- WHAT THE TASK ASKS
Your task is to retype each line of the data below exactly.

:: INPUT DATA

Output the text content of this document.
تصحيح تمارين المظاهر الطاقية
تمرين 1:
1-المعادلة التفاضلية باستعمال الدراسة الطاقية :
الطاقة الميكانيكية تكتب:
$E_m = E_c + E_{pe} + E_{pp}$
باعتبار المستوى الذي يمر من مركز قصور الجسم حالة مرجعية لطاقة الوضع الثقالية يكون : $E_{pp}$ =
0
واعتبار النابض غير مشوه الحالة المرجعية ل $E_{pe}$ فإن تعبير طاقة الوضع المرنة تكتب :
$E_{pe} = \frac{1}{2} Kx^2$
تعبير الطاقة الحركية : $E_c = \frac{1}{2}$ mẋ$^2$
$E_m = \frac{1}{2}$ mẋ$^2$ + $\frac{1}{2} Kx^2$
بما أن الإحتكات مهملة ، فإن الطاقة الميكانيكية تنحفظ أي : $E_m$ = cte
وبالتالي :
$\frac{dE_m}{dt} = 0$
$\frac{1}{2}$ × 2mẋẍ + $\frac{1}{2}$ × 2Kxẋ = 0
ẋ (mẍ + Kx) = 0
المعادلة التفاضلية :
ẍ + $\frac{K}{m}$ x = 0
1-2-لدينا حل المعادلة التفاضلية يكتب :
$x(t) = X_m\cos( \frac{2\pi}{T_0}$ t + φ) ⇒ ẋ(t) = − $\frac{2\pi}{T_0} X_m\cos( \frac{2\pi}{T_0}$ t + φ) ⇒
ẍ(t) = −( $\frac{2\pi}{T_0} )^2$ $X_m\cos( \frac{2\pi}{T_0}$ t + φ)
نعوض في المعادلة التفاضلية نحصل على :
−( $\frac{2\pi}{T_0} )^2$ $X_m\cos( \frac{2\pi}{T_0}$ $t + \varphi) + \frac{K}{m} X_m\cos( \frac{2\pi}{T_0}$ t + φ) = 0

::::

- EXPECTED ANSWER
Output the text content of this document.
تصحيح تمارين المظاهر الطاقية
تمرين 1:
1-المعادلة التفاضلية باستعمال الدراسة الطاقية :
الطاقة الميكانيكية تكتب:
$E_m = E_c + E_{pe} + E_{pp}$
باعتبار المستوى الذي يمر من مركز قصور الجسم حالة مرجعية لطاقة الوضع الثقالية يكون : $E_{pp}$ =
0
واعتبار النابض غير مشوه الحالة المرجعية ل $E_{pe}$ فإن تعبير طاقة الوضع المرنة تكتب :
$E_{pe} = \frac{1}{2} Kx^2$
تعبير الطاقة الحركية : $E_c = \frac{1}{2}$ mẋ$^2$
$E_m = \frac{1}{2}$ mẋ$^2$ + $\frac{1}{2} Kx^2$
بما أن الإحتكات مهملة ، فإن الطاقة الميكانيكية تنحفظ أي : $E_m$ = cte
وبالتالي :
$\frac{dE_m}{dt} = 0$
$\frac{1}{2}$ × 2mẋẍ + $\frac{1}{2}$ × 2Kxẋ = 0
ẋ (mẍ + Kx) = 0
المعادلة التفاضلية :
ẍ + $\frac{K}{m}$ x = 0
1-2-لدينا حل المعادلة التفاضلية يكتب :
$x(t) = X_m\cos( \frac{2\pi}{T_0}$ t + φ) ⇒ ẋ(t) = − $\frac{2\pi}{T_0} X_m\cos( \frac{2\pi}{T_0}$ t + φ) ⇒
ẍ(t) = −( $\frac{2\pi}{T_0} )^2$ $X_m\cos( \frac{2\pi}{T_0}$ t + φ)
نعوض في المعادلة التفاضلية نحصل على :
−( $\frac{2\pi}{T_0} )^2$ $X_m\cos( \frac{2\pi}{T_0}$ $t + \varphi) + \frac{K}{m} X_m\cos( \frac{2\pi}{T_0}$ t + φ) = 0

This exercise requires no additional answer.